*WORK TO DO*.
Extract all data as written.
BEGIN GIVEN RECORDS
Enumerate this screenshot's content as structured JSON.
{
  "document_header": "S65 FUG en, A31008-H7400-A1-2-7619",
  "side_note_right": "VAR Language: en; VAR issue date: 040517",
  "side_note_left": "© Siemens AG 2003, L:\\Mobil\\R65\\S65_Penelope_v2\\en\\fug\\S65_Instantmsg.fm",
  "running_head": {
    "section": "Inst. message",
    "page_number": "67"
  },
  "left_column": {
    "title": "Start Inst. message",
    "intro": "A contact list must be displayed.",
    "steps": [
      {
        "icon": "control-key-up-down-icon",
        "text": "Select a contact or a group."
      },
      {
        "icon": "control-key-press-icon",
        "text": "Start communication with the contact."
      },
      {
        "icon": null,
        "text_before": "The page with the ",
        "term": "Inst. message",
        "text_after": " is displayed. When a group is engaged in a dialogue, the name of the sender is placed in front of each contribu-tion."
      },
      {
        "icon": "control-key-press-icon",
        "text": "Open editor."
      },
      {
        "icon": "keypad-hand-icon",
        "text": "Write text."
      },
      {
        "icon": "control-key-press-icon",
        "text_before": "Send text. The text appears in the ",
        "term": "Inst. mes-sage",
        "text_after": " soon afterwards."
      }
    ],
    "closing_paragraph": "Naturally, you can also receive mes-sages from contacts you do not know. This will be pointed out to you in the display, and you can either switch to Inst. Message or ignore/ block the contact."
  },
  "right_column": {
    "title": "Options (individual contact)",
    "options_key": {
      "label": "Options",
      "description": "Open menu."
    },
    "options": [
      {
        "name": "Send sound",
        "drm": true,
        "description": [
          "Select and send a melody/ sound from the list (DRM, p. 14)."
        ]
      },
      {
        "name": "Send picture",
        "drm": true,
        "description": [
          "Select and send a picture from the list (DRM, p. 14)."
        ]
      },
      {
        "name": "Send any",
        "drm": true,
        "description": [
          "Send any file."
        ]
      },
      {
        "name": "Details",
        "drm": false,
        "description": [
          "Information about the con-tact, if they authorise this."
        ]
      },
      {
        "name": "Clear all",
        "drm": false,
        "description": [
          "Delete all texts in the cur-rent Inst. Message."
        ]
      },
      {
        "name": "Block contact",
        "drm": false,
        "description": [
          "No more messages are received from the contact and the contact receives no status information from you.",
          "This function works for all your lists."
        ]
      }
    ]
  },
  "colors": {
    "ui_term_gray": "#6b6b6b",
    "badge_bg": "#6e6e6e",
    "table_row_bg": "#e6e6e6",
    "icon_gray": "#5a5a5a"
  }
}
END GIVEN RECORDS
*WRITTEN SOLUTION*.
Enumerate this screenshot's content as structured JSON.
{
  "document_header": "S65 FUG en, A31008-H7400-A1-2-7619",
  "side_note_right": "VAR Language: en; VAR issue date: 040517",
  "side_note_left": "© Siemens AG 2003, L:\\Mobil\\R65\\S65_Penelope_v2\\en\\fug\\S65_Instantmsg.fm",
  "running_head": {
    "section": "Inst. message",
    "page_number": "67"
  },
  "left_column": {
    "title": "Start Inst. message",
    "intro": "A contact list must be displayed.",
    "steps": [
      {
        "icon": "control-key-up-down-icon",
        "text": "Select a contact or a group."
      },
      {
        "icon": "control-key-press-icon",
        "text": "Start communication with the contact."
      },
      {
        "icon": null,
        "text_before": "The page with the ",
        "term": "Inst. message",
        "text_after": " is displayed. When a group is engaged in a dialogue, the name of the sender is placed in front of each contribu-tion."
      },
      {
        "icon": "control-key-press-icon",
        "text": "Open editor."
      },
      {
        "icon": "keypad-hand-icon",
        "text": "Write text."
      },
      {
        "icon": "control-key-press-icon",
        "text_before": "Send text. The text appears in the ",
        "term": "Inst. mes-sage",
        "text_after": " soon afterwards."
      }
    ],
    "closing_paragraph": "Naturally, you can also receive mes-sages from contacts you do not know. This will be pointed out to you in the display, and you can either switch to Inst. Message or ignore/ block the contact."
  },
  "right_column": {
    "title": "Options (individual contact)",
    "options_key": {
      "label": "Options",
      "description": "Open menu."
    },
    "options": [
      {
        "name": "Send sound",
        "drm": true,
        "description": [
          "Select and send a melody/ sound from the list (DRM, p. 14)."
        ]
      },
      {
        "name": "Send picture",
        "drm": true,
        "description": [
          "Select and send a picture from the list (DRM, p. 14)."
        ]
      },
      {
        "name": "Send any",
        "drm": true,
        "description": [
          "Send any file."
        ]
      },
      {
        "name": "Details",
        "drm": false,
        "description": [
          "Information about the con-tact, if they authorise this."
        ]
      },
      {
        "name": "Clear all",
        "drm": false,
        "description": [
          "Delete all texts in the cur-rent Inst. Message."
        ]
      },
      {
        "name": "Block contact",
        "drm": false,
        "description": [
          "No more messages are received from the contact and the contact receives no status information from you.",
          "This function works for all your lists."
        ]
      }
    ]
  },
  "colors": {
    "ui_term_gray": "#6b6b6b",
    "badge_bg": "#6e6e6e",
    "table_row_bg": "#e6e6e6",
    "icon_gray": "#5a5a5a"
  }
}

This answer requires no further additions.